> _INPUT FOR THIS TASK_

..........

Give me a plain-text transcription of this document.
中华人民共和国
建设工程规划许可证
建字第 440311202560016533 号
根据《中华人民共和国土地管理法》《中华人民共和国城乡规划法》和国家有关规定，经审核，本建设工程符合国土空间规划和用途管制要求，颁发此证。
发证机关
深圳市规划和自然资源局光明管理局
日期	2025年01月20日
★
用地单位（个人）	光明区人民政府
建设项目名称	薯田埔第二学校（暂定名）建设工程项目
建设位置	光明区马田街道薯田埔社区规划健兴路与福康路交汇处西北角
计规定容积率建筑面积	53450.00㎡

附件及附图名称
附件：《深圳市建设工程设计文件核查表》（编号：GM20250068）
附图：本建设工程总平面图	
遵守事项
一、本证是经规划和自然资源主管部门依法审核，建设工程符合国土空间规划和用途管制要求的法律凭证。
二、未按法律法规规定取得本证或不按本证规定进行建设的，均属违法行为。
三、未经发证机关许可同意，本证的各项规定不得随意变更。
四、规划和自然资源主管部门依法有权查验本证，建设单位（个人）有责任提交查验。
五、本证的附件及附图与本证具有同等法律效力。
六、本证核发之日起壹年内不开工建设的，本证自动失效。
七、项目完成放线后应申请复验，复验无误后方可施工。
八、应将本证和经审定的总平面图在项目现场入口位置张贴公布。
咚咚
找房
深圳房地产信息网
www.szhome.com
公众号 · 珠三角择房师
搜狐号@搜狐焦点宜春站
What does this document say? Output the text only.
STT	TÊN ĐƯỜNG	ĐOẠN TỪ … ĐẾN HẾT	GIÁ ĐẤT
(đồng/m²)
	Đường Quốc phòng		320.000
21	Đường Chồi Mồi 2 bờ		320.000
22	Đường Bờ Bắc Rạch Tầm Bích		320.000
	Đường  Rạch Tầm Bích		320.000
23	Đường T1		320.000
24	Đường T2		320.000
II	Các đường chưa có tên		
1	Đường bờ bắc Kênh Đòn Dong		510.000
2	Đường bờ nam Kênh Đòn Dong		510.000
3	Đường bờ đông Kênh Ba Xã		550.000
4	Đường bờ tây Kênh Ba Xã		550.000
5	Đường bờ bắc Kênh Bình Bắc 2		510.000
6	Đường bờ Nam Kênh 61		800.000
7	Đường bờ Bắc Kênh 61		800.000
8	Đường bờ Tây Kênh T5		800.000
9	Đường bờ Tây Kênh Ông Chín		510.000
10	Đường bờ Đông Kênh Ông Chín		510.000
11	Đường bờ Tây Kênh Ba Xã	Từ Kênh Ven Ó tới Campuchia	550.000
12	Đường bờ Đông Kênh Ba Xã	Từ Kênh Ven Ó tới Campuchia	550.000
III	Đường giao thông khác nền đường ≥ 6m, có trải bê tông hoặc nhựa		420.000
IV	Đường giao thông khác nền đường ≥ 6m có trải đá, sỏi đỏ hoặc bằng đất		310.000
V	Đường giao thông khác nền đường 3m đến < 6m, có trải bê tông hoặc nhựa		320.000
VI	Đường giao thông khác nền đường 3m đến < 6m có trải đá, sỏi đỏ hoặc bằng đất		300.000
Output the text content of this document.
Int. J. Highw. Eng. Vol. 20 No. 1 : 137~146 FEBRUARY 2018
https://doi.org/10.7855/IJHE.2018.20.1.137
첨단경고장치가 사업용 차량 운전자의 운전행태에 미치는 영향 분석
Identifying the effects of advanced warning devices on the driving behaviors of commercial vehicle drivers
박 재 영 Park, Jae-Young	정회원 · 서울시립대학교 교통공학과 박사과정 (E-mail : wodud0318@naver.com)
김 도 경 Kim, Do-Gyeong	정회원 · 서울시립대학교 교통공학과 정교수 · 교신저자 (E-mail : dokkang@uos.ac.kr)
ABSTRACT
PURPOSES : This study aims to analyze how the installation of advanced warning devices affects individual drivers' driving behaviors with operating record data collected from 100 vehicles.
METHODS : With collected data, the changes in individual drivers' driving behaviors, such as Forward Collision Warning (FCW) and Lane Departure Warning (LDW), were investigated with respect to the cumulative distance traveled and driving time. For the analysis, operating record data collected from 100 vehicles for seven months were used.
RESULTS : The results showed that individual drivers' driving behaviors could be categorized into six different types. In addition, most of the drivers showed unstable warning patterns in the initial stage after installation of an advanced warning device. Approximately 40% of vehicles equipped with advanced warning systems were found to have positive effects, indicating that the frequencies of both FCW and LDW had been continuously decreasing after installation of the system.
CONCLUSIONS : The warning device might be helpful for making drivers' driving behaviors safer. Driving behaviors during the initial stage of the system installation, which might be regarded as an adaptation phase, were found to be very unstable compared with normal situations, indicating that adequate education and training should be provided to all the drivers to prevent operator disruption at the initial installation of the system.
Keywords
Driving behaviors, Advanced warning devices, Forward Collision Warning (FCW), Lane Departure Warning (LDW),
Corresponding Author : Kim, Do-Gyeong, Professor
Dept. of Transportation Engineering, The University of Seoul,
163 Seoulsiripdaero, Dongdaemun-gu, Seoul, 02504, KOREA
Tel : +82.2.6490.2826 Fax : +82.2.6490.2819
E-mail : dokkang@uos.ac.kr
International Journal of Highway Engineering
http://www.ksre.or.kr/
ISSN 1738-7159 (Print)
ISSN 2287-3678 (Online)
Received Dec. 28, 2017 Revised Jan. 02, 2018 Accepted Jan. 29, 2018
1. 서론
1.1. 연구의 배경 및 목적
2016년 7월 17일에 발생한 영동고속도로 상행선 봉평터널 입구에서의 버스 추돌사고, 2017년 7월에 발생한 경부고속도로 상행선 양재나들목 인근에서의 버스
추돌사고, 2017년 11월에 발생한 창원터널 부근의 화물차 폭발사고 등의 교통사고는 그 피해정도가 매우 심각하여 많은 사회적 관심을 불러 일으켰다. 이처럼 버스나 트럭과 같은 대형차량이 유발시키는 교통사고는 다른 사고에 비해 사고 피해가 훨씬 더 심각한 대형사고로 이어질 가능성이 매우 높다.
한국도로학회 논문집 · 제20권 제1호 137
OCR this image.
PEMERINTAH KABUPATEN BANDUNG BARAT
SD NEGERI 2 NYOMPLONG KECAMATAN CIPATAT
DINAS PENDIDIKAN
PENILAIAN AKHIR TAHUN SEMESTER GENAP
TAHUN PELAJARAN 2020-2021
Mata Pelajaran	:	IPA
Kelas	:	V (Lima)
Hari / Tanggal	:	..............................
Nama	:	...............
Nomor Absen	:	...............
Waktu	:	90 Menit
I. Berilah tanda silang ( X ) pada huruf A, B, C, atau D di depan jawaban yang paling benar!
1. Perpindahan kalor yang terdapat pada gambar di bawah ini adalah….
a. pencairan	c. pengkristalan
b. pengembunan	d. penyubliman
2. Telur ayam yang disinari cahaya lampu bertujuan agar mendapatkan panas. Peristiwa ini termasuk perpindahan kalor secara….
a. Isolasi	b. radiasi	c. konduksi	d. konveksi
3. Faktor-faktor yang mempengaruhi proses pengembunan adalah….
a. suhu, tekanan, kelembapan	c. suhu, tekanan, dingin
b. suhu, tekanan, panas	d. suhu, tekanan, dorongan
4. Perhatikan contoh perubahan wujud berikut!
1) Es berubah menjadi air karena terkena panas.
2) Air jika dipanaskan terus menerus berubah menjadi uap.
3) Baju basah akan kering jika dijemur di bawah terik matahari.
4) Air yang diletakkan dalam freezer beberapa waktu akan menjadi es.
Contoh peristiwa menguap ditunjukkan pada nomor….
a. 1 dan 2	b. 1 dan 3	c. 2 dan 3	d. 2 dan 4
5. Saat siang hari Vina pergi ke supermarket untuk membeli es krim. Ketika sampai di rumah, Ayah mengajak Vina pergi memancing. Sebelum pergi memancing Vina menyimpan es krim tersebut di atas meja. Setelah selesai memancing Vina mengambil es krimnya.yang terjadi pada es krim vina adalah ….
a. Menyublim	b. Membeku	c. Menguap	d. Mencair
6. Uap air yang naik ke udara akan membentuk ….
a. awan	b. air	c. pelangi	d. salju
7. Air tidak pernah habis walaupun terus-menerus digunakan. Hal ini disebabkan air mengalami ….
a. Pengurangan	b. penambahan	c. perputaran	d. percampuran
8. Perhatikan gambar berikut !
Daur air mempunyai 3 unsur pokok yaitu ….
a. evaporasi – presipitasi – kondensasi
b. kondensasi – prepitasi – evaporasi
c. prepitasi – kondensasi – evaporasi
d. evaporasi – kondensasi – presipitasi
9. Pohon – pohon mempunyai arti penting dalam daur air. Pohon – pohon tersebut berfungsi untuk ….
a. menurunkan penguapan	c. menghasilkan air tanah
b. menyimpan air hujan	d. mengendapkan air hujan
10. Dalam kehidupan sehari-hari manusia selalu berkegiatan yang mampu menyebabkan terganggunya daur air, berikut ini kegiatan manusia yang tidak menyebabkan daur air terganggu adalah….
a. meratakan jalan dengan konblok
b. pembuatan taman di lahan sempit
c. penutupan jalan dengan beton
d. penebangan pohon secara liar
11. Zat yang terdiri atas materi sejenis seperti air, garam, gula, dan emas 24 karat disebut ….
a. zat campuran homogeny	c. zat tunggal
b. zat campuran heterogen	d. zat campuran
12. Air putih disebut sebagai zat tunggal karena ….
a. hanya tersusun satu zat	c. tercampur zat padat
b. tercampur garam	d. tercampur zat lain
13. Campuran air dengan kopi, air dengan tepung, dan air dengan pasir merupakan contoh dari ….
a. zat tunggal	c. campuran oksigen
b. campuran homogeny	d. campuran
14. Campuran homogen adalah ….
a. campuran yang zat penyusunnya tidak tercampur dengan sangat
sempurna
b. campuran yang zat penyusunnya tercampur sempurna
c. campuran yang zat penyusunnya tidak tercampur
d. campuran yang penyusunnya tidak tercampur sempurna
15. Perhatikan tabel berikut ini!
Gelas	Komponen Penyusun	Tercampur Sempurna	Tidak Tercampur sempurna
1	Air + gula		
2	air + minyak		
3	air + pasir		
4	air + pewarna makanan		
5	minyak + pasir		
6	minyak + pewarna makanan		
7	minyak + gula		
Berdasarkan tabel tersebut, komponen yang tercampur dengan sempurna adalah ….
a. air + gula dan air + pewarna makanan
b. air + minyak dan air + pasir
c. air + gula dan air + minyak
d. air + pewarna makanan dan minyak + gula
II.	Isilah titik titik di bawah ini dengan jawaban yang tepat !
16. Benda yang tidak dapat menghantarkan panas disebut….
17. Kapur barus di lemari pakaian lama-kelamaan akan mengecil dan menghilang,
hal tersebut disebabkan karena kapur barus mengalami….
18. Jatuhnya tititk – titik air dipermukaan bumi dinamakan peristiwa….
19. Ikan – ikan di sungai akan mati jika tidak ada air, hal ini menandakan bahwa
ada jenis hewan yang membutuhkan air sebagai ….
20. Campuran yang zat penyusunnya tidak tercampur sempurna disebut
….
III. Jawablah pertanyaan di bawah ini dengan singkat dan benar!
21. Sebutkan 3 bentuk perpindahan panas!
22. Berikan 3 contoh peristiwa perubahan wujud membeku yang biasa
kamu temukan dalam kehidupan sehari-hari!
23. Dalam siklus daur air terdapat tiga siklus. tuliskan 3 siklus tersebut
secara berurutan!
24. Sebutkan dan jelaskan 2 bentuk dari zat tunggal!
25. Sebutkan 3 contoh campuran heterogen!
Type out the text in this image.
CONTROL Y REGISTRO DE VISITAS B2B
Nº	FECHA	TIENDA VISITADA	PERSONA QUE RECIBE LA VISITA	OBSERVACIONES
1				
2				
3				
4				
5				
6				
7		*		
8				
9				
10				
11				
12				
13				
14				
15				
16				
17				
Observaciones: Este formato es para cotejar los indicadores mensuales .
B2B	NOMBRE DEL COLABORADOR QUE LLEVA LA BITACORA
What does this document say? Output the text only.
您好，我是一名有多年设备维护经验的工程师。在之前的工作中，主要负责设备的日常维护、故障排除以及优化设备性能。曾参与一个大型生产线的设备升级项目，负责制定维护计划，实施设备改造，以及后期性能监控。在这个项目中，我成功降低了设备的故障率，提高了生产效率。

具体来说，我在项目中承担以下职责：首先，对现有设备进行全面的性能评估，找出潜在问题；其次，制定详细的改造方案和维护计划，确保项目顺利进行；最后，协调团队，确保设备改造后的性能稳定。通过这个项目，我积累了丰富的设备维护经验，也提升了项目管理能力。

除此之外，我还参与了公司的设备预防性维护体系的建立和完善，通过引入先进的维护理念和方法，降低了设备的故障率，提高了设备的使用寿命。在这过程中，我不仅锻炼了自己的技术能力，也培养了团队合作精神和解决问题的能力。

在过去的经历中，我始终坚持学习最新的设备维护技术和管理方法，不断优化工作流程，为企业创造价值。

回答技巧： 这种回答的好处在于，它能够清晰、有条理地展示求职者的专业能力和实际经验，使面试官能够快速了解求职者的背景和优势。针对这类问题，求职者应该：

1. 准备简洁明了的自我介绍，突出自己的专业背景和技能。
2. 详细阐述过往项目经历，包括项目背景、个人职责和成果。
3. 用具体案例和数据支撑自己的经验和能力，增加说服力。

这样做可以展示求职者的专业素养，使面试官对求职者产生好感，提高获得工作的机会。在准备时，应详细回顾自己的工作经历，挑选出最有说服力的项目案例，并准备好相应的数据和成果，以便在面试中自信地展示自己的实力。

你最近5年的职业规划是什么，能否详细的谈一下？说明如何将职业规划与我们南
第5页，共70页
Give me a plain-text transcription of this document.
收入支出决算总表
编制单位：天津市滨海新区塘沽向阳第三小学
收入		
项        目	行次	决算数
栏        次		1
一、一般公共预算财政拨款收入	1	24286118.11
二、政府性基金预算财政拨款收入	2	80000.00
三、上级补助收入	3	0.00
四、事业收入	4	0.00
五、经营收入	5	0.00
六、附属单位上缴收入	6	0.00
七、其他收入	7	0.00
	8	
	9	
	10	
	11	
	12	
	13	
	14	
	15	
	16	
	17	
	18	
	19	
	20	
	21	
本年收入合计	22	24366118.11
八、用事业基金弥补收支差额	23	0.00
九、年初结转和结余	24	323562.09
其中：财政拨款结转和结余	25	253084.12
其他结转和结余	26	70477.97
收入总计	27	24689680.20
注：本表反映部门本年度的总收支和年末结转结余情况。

..........

> _WHAT IS EXPECTED_
Identify the lines that hold the word "mengalami". Copy every one of them.

> _TASK SOLUTION_
7. Air tidak pernah habis walaupun terus-menerus digunakan. Hal ini disebabkan air mengalami ….
hal tersebut disebabkan karena kapur barus mengalami….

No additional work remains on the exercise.